**EXERCISE AIM:**
Lines that contain the string "last" are to be copied; leave out all others.

**ENTRIES SUPPLIED:**
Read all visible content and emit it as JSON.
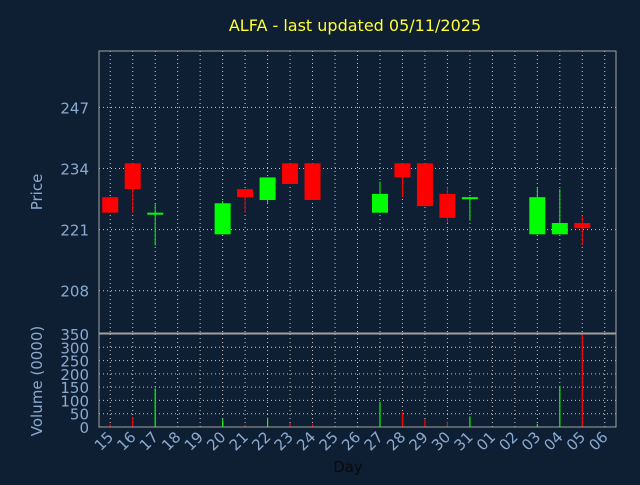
{
  "title": "ALFA - last updated 05/11/2025",
  "colors": {
    "background": "#0f1f33",
    "title": "#ffff33",
    "axis_text": "#8aaad0",
    "frame": "#a0a0a0",
    "grid": "#c8c8c8",
    "up": "#00ff00",
    "down": "#ff0000"
  },
  "chart_data": [
    {
      "type": "candlestick",
      "title": "ALFA - last updated 05/11/2025",
      "ylabel": "Price",
      "ylim": [
        199,
        259
      ],
      "yticks": [
        208,
        221,
        234,
        247
      ],
      "grid": true,
      "categories": [
        "15",
        "16",
        "17",
        "18",
        "19",
        "20",
        "21",
        "22",
        "23",
        "24",
        "25",
        "26",
        "27",
        "28",
        "29",
        "30",
        "31",
        "01",
        "02",
        "03",
        "04",
        "05",
        "06"
      ],
      "candles": [
        {
          "x": "15",
          "open": 227.9,
          "close": 224.6,
          "high": 227.9,
          "low": 224.6
        },
        {
          "x": "16",
          "open": 235.1,
          "close": 229.6,
          "high": 235.1,
          "low": 224.6
        },
        {
          "x": "17",
          "open": 224.6,
          "close": 224.6,
          "high": 226.4,
          "low": 217.6
        },
        {
          "x": "20",
          "open": 220.0,
          "close": 226.6,
          "high": 227.1,
          "low": 220.0
        },
        {
          "x": "21",
          "open": 229.6,
          "close": 227.9,
          "high": 229.6,
          "low": 224.6
        },
        {
          "x": "22",
          "open": 227.3,
          "close": 232.1,
          "high": 232.1,
          "low": 226.4
        },
        {
          "x": "23",
          "open": 235.1,
          "close": 230.7,
          "high": 235.1,
          "low": 230.7
        },
        {
          "x": "24",
          "open": 235.1,
          "close": 227.3,
          "high": 235.1,
          "low": 227.3
        },
        {
          "x": "27",
          "open": 224.6,
          "close": 228.6,
          "high": 231.2,
          "low": 224.6
        },
        {
          "x": "28",
          "open": 235.1,
          "close": 232.1,
          "high": 235.1,
          "low": 227.9
        },
        {
          "x": "29",
          "open": 235.1,
          "close": 226.0,
          "high": 235.1,
          "low": 226.0
        },
        {
          "x": "30",
          "open": 228.6,
          "close": 223.5,
          "high": 230.0,
          "low": 222.4
        },
        {
          "x": "31",
          "open": 227.9,
          "close": 227.9,
          "high": 227.9,
          "low": 222.9
        },
        {
          "x": "03",
          "open": 220.0,
          "close": 227.9,
          "high": 230.0,
          "low": 220.0
        },
        {
          "x": "04",
          "open": 220.0,
          "close": 222.4,
          "high": 229.6,
          "low": 220.0
        },
        {
          "x": "05",
          "open": 222.4,
          "close": 221.3,
          "high": 224.0,
          "low": 217.6
        }
      ]
    },
    {
      "type": "bar",
      "ylabel": "Volume (0000)",
      "xlabel": "Day",
      "ylim": [
        0,
        350
      ],
      "yticks": [
        0,
        50,
        100,
        150,
        200,
        250,
        300,
        350
      ],
      "grid": true,
      "categories": [
        "15",
        "16",
        "17",
        "18",
        "19",
        "20",
        "21",
        "22",
        "23",
        "24",
        "25",
        "26",
        "27",
        "28",
        "29",
        "30",
        "31",
        "01",
        "02",
        "03",
        "04",
        "05",
        "06"
      ],
      "bars": [
        {
          "x": "15",
          "value": 10,
          "direction": "down"
        },
        {
          "x": "16",
          "value": 38,
          "direction": "down"
        },
        {
          "x": "17",
          "value": 145,
          "direction": "up"
        },
        {
          "x": "20",
          "value": 30,
          "direction": "up"
        },
        {
          "x": "21",
          "value": 8,
          "direction": "down"
        },
        {
          "x": "22",
          "value": 35,
          "direction": "up"
        },
        {
          "x": "23",
          "value": 15,
          "direction": "down"
        },
        {
          "x": "24",
          "value": 10,
          "direction": "down"
        },
        {
          "x": "27",
          "value": 95,
          "direction": "up"
        },
        {
          "x": "28",
          "value": 55,
          "direction": "down"
        },
        {
          "x": "29",
          "value": 30,
          "direction": "down"
        },
        {
          "x": "30",
          "value": 20,
          "direction": "down"
        },
        {
          "x": "31",
          "value": 40,
          "direction": "up"
        },
        {
          "x": "03",
          "value": 12,
          "direction": "up"
        },
        {
          "x": "04",
          "value": 155,
          "direction": "up"
        },
        {
          "x": "05",
          "value": 350,
          "direction": "down"
        }
      ]
    }
  ]
}
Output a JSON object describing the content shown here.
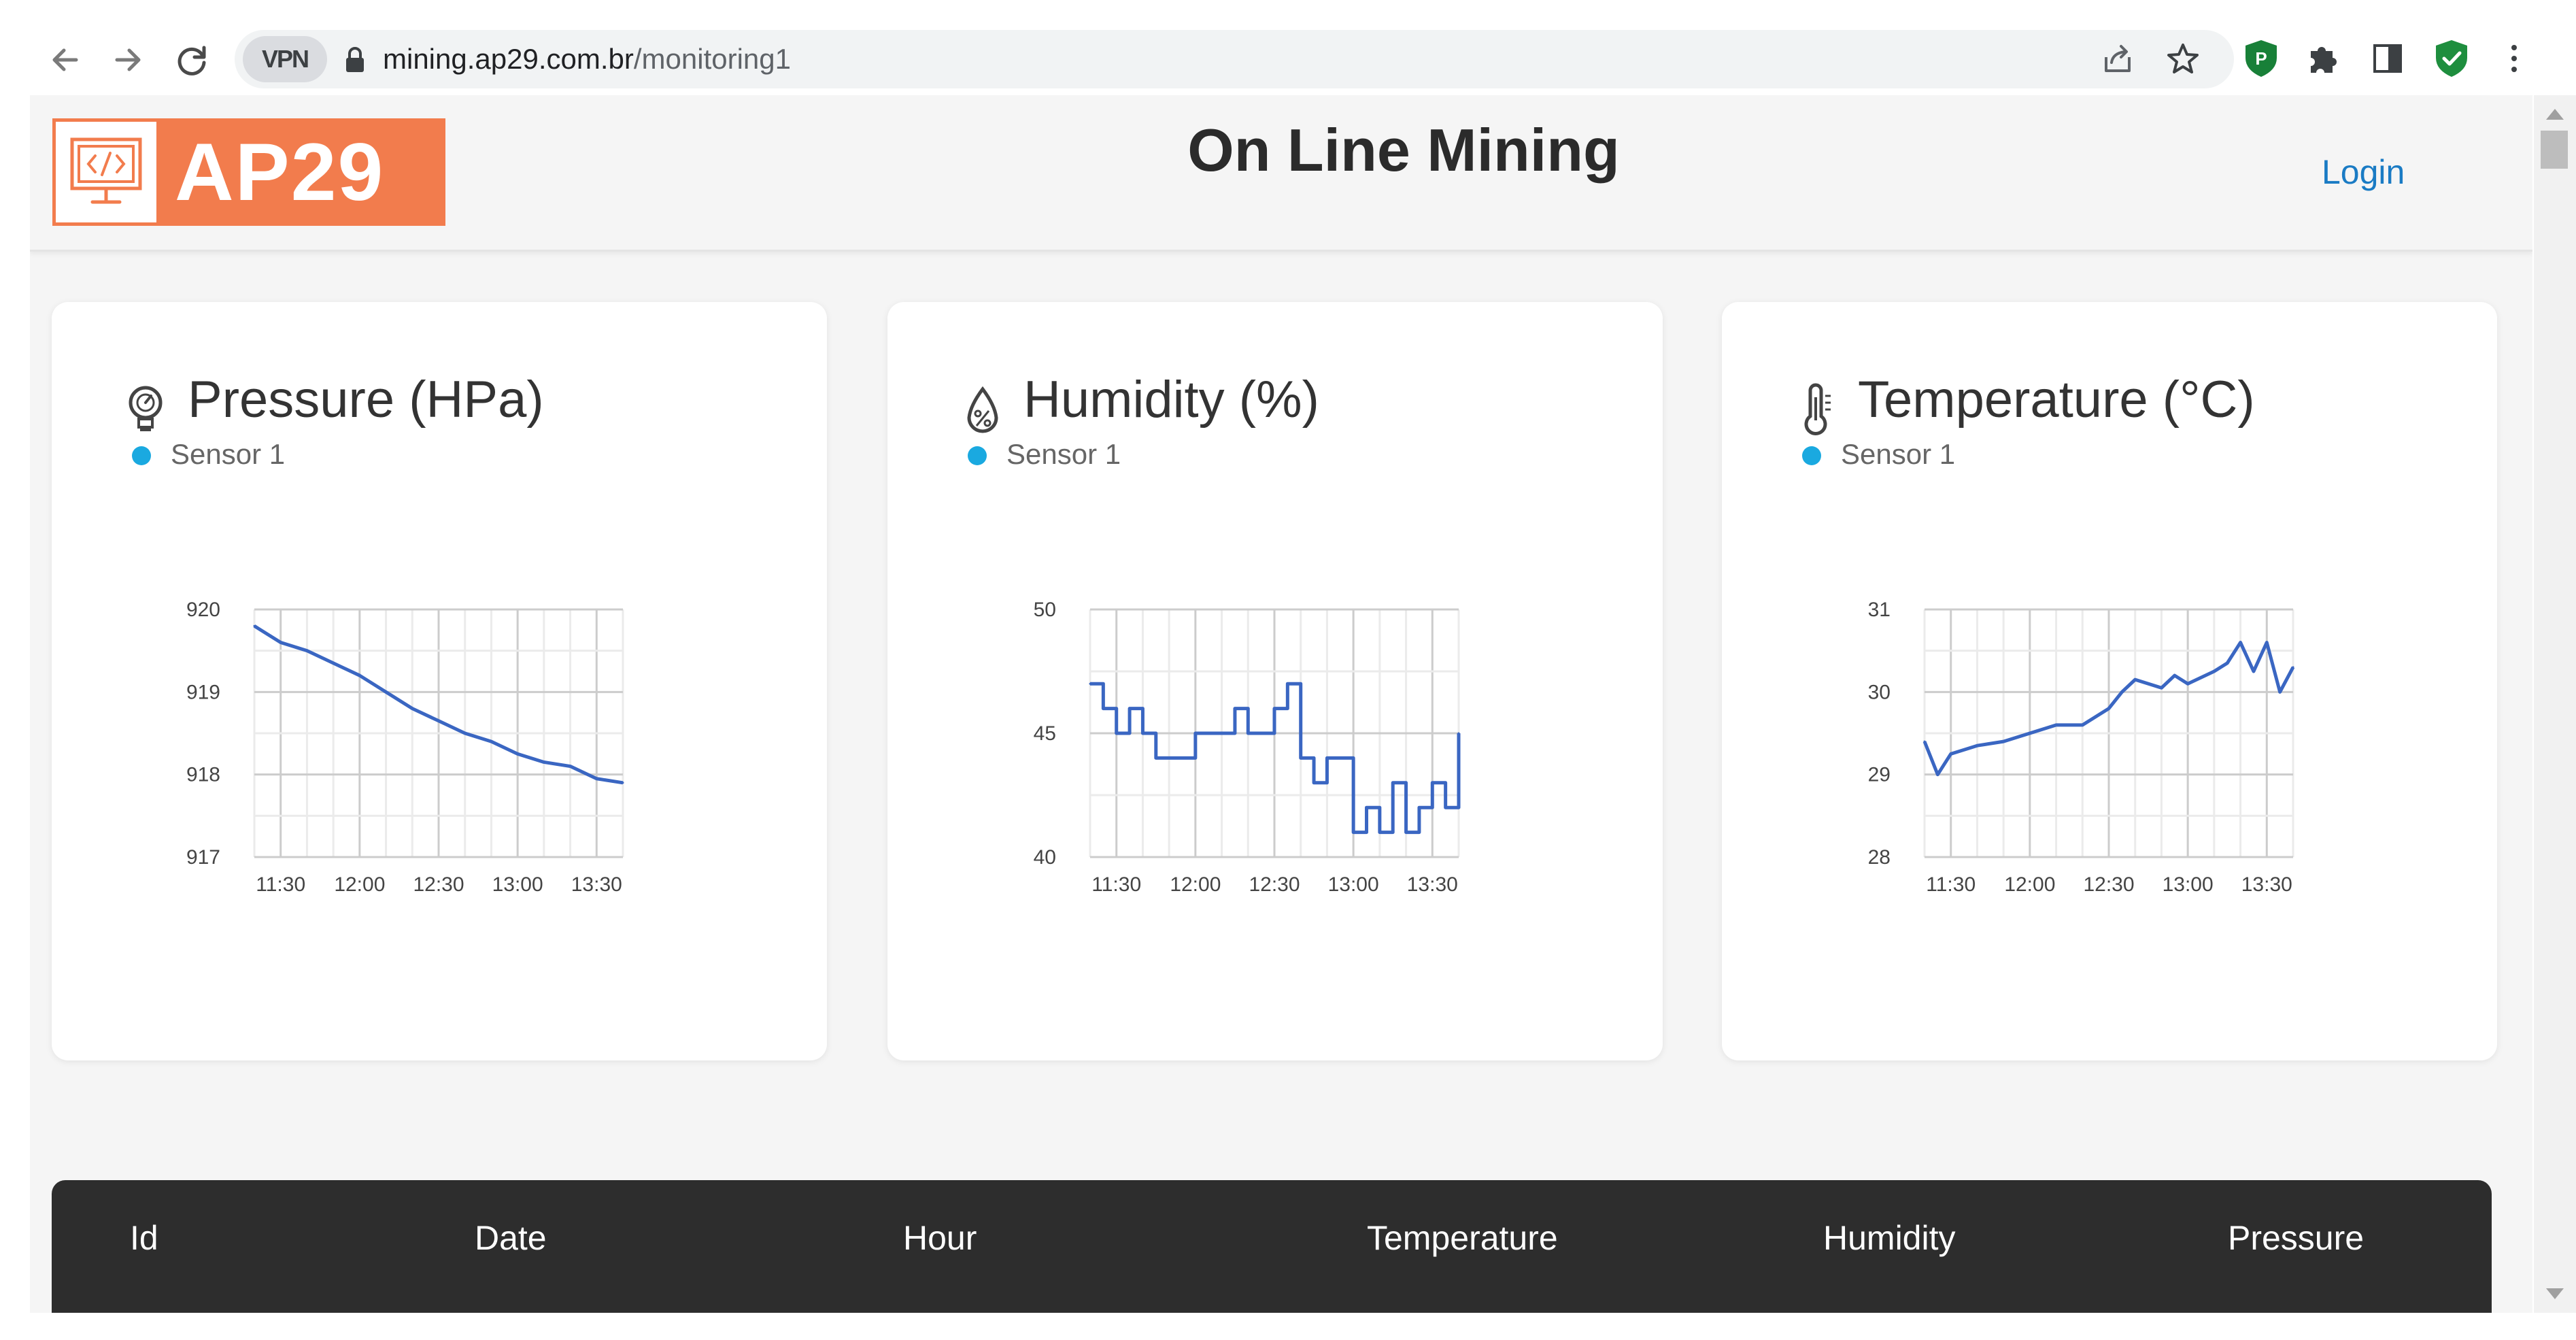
{
  "browser": {
    "vpn_label": "VPN",
    "url_domain": "mining.ap29.com.br",
    "url_path": "/monitoring1",
    "icons": [
      "back-icon",
      "forward-icon",
      "reload-icon",
      "lock-icon",
      "share-icon",
      "star-icon",
      "extension-p-icon",
      "puzzle-icon",
      "sidepanel-icon",
      "shield-check-icon",
      "more-vert-icon"
    ]
  },
  "header": {
    "logo_text": "AP29",
    "title": "On Line Mining",
    "login": "Login",
    "brand_color": "#f27c4d"
  },
  "cards": [
    {
      "title": "Pressure (HPa)",
      "icon": "pressure-gauge-icon",
      "legend": "Sensor 1"
    },
    {
      "title": "Humidity (%)",
      "icon": "humidity-drop-icon",
      "legend": "Sensor 1"
    },
    {
      "title": "Temperature (°C)",
      "icon": "thermometer-icon",
      "legend": "Sensor 1"
    }
  ],
  "chart_data": [
    {
      "type": "line",
      "title": "Pressure (HPa)",
      "series": [
        {
          "name": "Sensor 1",
          "color": "#3a66c2",
          "x": [
            "11:20",
            "11:30",
            "11:40",
            "11:50",
            "12:00",
            "12:10",
            "12:20",
            "12:30",
            "12:40",
            "12:50",
            "13:00",
            "13:10",
            "13:20",
            "13:30",
            "13:40"
          ],
          "values": [
            919.8,
            919.6,
            919.5,
            919.35,
            919.2,
            919.0,
            918.8,
            918.65,
            918.5,
            918.4,
            918.25,
            918.15,
            918.1,
            917.95,
            917.9
          ]
        }
      ],
      "xticks": [
        "11:30",
        "12:00",
        "12:30",
        "13:00",
        "13:30"
      ],
      "yticks": [
        917,
        918,
        919,
        920
      ],
      "ylim": [
        917,
        920
      ],
      "grid": true
    },
    {
      "type": "line",
      "title": "Humidity (%)",
      "series": [
        {
          "name": "Sensor 1",
          "color": "#3a66c2",
          "x": [
            "11:20",
            "11:25",
            "11:30",
            "11:35",
            "11:40",
            "11:45",
            "11:50",
            "12:00",
            "12:10",
            "12:15",
            "12:20",
            "12:30",
            "12:35",
            "12:40",
            "12:45",
            "12:50",
            "13:00",
            "13:05",
            "13:10",
            "13:15",
            "13:20",
            "13:25",
            "13:30",
            "13:35",
            "13:40"
          ],
          "values": [
            47,
            46,
            45,
            46,
            45,
            44,
            44,
            45,
            45,
            46,
            45,
            46,
            47,
            44,
            43,
            44,
            41,
            42,
            41,
            43,
            41,
            42,
            43,
            42,
            45
          ]
        }
      ],
      "xticks": [
        "11:30",
        "12:00",
        "12:30",
        "13:00",
        "13:30"
      ],
      "yticks": [
        40,
        45,
        50
      ],
      "ylim": [
        40,
        50
      ],
      "grid": true
    },
    {
      "type": "line",
      "title": "Temperature (°C)",
      "series": [
        {
          "name": "Sensor 1",
          "color": "#3a66c2",
          "x": [
            "11:20",
            "11:25",
            "11:30",
            "11:40",
            "11:50",
            "12:00",
            "12:10",
            "12:20",
            "12:30",
            "12:35",
            "12:40",
            "12:50",
            "12:55",
            "13:00",
            "13:10",
            "13:15",
            "13:20",
            "13:25",
            "13:30",
            "13:35",
            "13:40"
          ],
          "values": [
            29.4,
            29.0,
            29.25,
            29.35,
            29.4,
            29.5,
            29.6,
            29.6,
            29.8,
            30.0,
            30.15,
            30.05,
            30.2,
            30.1,
            30.25,
            30.35,
            30.6,
            30.25,
            30.6,
            30.0,
            30.3
          ]
        }
      ],
      "xticks": [
        "11:30",
        "12:00",
        "12:30",
        "13:00",
        "13:30"
      ],
      "yticks": [
        28,
        29,
        30,
        31
      ],
      "ylim": [
        28,
        31
      ],
      "grid": true
    }
  ],
  "table": {
    "headers": [
      "Id",
      "Date",
      "Hour",
      "Temperature",
      "Humidity",
      "Pressure"
    ]
  }
}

**SOLUTION FOR THIS EXERCISE:**
  "title": "ALFA - last updated 05/11/2025",
      "title": "ALFA - last updated 05/11/2025",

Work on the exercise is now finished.